— BEGIN —

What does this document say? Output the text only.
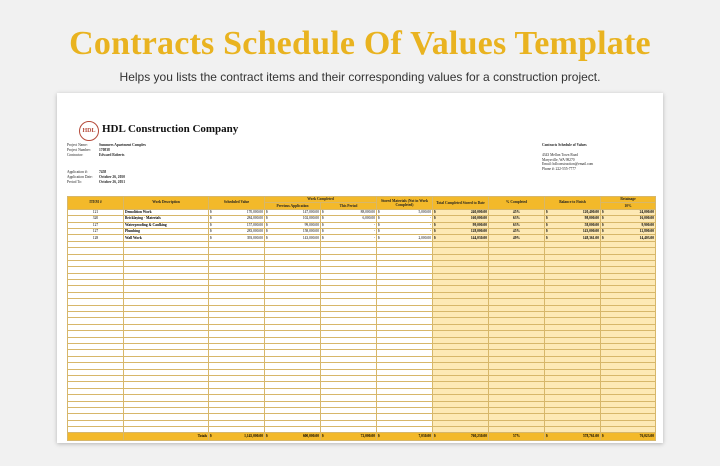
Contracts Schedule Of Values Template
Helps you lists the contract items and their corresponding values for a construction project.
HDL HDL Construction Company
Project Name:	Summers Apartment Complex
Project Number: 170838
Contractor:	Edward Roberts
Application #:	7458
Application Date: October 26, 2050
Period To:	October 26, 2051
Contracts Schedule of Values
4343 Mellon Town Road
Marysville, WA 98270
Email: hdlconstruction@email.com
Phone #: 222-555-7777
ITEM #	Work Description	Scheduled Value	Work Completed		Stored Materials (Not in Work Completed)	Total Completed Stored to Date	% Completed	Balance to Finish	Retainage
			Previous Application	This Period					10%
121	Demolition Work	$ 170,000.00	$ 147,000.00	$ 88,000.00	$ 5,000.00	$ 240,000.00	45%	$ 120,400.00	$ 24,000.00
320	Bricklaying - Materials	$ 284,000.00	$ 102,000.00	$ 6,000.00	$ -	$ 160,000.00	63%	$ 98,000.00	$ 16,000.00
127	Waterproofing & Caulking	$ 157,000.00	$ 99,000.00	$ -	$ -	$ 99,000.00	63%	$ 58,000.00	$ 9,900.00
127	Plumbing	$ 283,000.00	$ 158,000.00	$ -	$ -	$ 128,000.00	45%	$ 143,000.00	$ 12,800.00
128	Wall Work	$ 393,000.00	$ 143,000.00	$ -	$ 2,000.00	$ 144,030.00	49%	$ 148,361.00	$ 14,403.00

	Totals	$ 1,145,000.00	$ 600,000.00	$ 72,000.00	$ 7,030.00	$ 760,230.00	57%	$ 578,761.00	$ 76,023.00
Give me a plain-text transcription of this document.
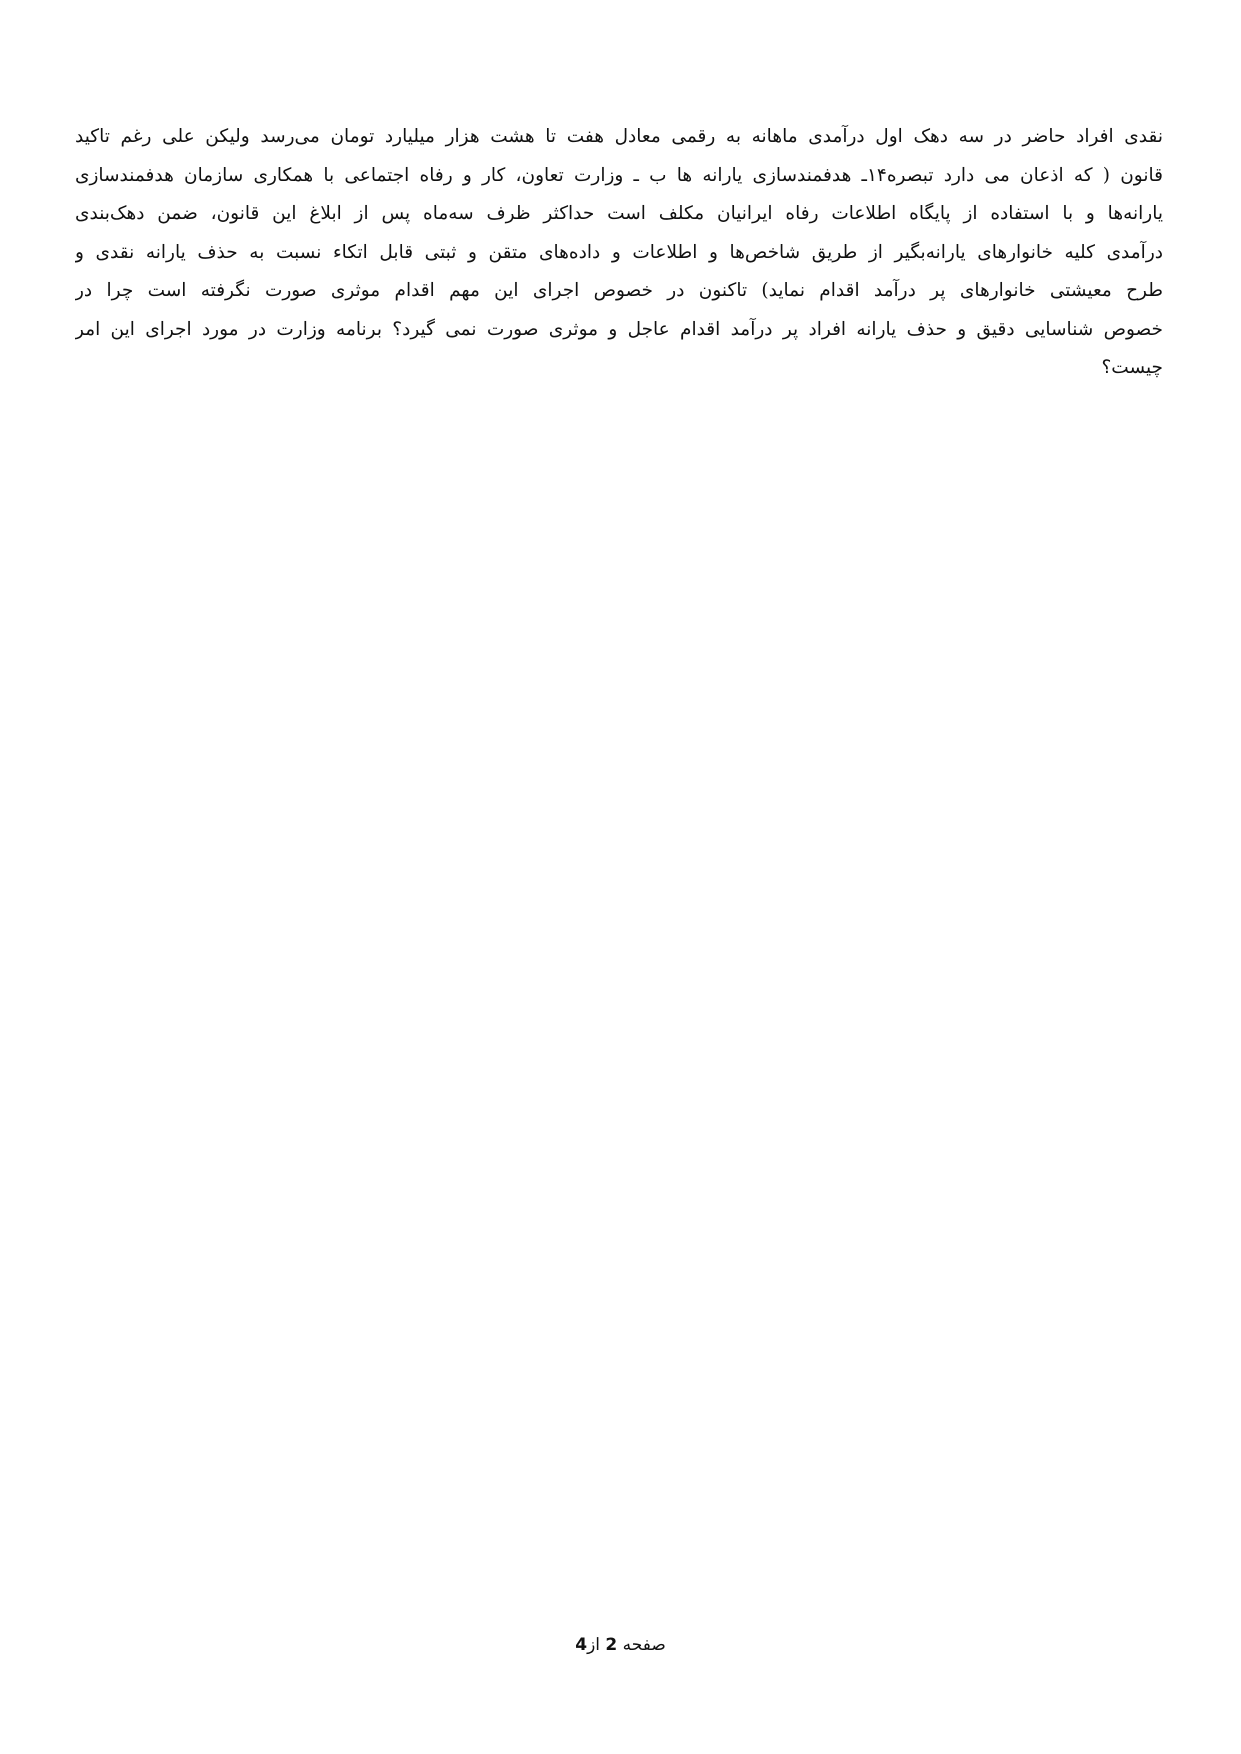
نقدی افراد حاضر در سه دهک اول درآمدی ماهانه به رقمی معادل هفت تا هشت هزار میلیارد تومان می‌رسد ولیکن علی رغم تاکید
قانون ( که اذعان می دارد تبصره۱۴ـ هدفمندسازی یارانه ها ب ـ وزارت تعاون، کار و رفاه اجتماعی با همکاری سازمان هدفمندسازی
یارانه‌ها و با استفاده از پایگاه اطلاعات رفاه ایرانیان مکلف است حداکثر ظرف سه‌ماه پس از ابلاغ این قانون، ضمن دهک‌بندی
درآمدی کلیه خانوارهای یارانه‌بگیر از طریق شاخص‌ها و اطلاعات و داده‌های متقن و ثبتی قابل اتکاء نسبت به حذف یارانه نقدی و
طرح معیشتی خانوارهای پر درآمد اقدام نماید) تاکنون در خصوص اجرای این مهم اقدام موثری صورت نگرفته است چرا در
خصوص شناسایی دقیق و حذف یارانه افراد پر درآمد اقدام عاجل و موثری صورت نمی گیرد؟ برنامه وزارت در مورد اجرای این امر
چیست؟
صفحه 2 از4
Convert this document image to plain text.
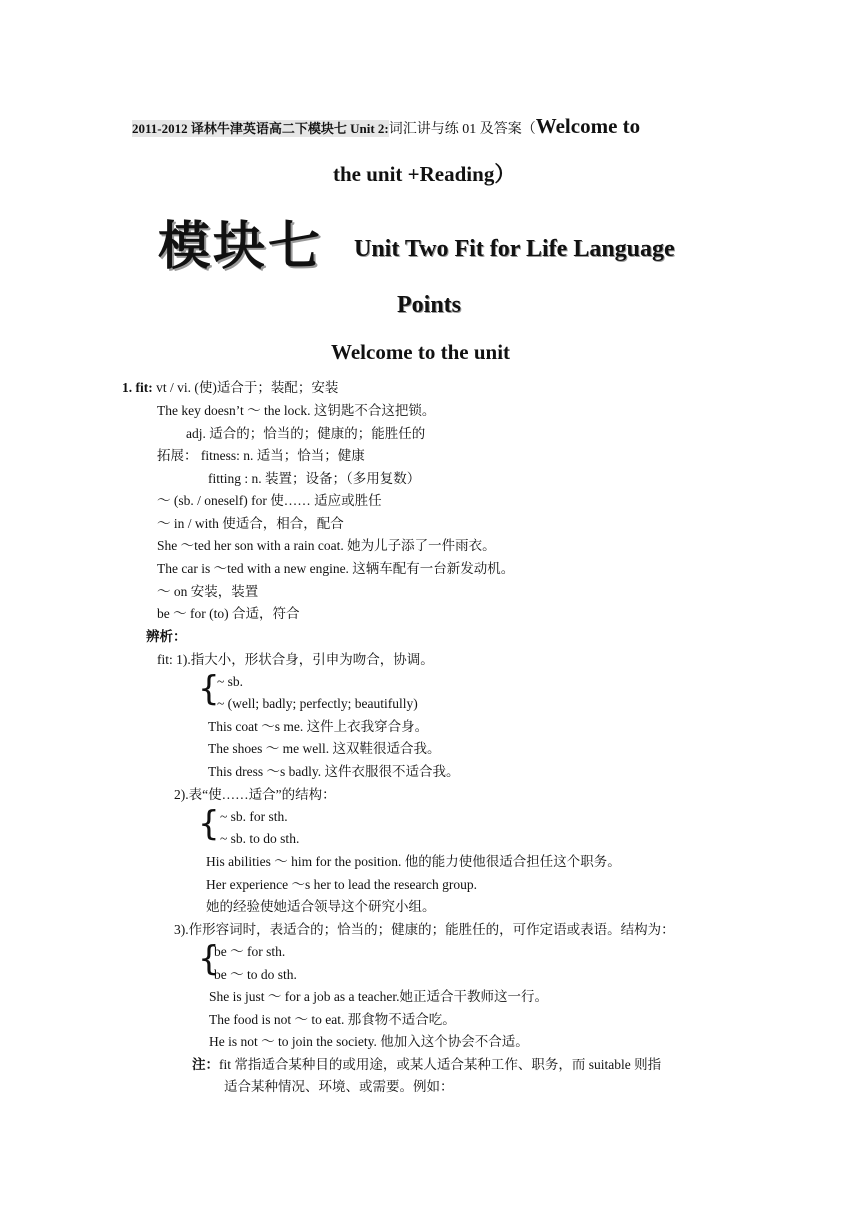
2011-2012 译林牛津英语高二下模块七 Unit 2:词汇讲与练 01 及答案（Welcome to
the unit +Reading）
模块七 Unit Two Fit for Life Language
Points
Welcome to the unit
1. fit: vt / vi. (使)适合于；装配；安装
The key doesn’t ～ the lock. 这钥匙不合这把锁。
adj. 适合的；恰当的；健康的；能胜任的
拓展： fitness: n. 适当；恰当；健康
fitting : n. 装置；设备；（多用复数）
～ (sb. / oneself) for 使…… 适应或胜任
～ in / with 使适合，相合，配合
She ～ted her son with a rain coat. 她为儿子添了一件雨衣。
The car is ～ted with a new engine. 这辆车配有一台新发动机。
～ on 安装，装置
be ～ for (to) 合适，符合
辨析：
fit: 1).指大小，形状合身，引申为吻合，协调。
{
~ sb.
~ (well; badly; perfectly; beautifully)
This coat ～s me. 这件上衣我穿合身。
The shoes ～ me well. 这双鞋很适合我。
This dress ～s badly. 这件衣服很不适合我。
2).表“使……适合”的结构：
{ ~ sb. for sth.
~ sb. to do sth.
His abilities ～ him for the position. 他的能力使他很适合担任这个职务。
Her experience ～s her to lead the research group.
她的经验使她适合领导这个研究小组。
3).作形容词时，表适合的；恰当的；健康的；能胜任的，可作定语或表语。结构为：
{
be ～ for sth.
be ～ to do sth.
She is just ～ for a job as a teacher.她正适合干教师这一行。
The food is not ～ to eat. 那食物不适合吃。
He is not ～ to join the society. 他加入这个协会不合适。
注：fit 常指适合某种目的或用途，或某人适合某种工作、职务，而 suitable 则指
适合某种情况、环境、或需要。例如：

— END —

**WHAT IS NEEDED:**
Leave out the pictures and return every record word for word.

**ANSWER:**
What does this document say? Output the text only.
Contracts Schedule Of Values Template
Helps you lists the contract items and their corresponding values for a construction project.
HDL HDL Construction Company
Project Name:	Summers Apartment Complex
Project Number: 170838
Contractor:	Edward Roberts
Application #:	7458
Application Date: October 26, 2050
Period To:	October 26, 2051
Contracts Schedule of Values
4343 Mellon Town Road
Marysville, WA 98270
Email: hdlconstruction@email.com
Phone #: 222-555-7777
ITEM #	Work Description	Scheduled Value	Work Completed		Stored Materials (Not in Work Completed)	Total Completed Stored to Date	% Completed	Balance to Finish	Retainage
			Previous Application	This Period					10%
121	Demolition Work	$ 170,000.00	$ 147,000.00	$ 88,000.00	$ 5,000.00	$ 240,000.00	45%	$ 120,400.00	$ 24,000.00
320	Bricklaying - Materials	$ 284,000.00	$ 102,000.00	$ 6,000.00	$ -	$ 160,000.00	63%	$ 98,000.00	$ 16,000.00
127	Waterproofing & Caulking	$ 157,000.00	$ 99,000.00	$ -	$ -	$ 99,000.00	63%	$ 58,000.00	$ 9,900.00
127	Plumbing	$ 283,000.00	$ 158,000.00	$ -	$ -	$ 128,000.00	45%	$ 143,000.00	$ 12,800.00
128	Wall Work	$ 393,000.00	$ 143,000.00	$ -	$ 2,000.00	$ 144,030.00	49%	$ 148,361.00	$ 14,403.00

	Totals	$ 1,145,000.00	$ 600,000.00	$ 72,000.00	$ 7,030.00	$ 760,230.00	57%	$ 578,761.00	$ 76,023.00
Give me a plain-text transcription of this document.
نقدی افراد حاضر در سه دهک اول درآمدی ماهانه به رقمی معادل هفت تا هشت هزار میلیارد تومان می‌رسد ولیکن علی رغم تاکید
قانون ( که اذعان می دارد تبصره۱۴ـ هدفمندسازی یارانه ها ب ـ وزارت تعاون، کار و رفاه اجتماعی با همکاری سازمان هدفمندسازی
یارانه‌ها و با استفاده از پایگاه اطلاعات رفاه ایرانیان مکلف است حداکثر ظرف سه‌ماه پس از ابلاغ این قانون، ضمن دهک‌بندی
درآمدی کلیه خانوارهای یارانه‌بگیر از طریق شاخص‌ها و اطلاعات و داده‌های متقن و ثبتی قابل اتکاء نسبت به حذف یارانه نقدی و
طرح معیشتی خانوارهای پر درآمد اقدام نماید) تاکنون در خصوص اجرای این مهم اقدام موثری صورت نگرفته است چرا در
خصوص شناسایی دقیق و حذف یارانه افراد پر درآمد اقدام عاجل و موثری صورت نمی گیرد؟ برنامه وزارت در مورد اجرای این امر
چیست؟
صفحه 2 از4
Convert this document image to plain text.
2011-2012 译林牛津英语高二下模块七 Unit 2:词汇讲与练 01 及答案（Welcome to
the unit +Reading）
模块七 Unit Two Fit for Life Language
Points
Welcome to the unit
1. fit: vt / vi. (使)适合于；装配；安装
The key doesn’t ～ the lock. 这钥匙不合这把锁。
adj. 适合的；恰当的；健康的；能胜任的
拓展： fitness: n. 适当；恰当；健康
fitting : n. 装置；设备；（多用复数）
～ (sb. / oneself) for 使…… 适应或胜任
～ in / with 使适合，相合，配合
She ～ted her son with a rain coat. 她为儿子添了一件雨衣。
The car is ～ted with a new engine. 这辆车配有一台新发动机。
～ on 安装，装置
be ～ for (to) 合适，符合
辨析：
fit: 1).指大小，形状合身，引申为吻合，协调。
{
~ sb.
~ (well; badly; perfectly; beautifully)
This coat ～s me. 这件上衣我穿合身。
The shoes ～ me well. 这双鞋很适合我。
This dress ～s badly. 这件衣服很不适合我。
2).表“使……适合”的结构：
{ ~ sb. for sth.
~ sb. to do sth.
His abilities ～ him for the position. 他的能力使他很适合担任这个职务。
Her experience ～s her to lead the research group.
她的经验使她适合领导这个研究小组。
3).作形容词时，表适合的；恰当的；健康的；能胜任的，可作定语或表语。结构为：
{
be ～ for sth.
be ～ to do sth.
She is just ～ for a job as a teacher.她正适合干教师这一行。
The food is not ～ to eat. 那食物不适合吃。
He is not ～ to join the society. 他加入这个协会不合适。
注：fit 常指适合某种目的或用途，或某人适合某种工作、职务，而 suitable 则指
适合某种情况、环境、或需要。例如：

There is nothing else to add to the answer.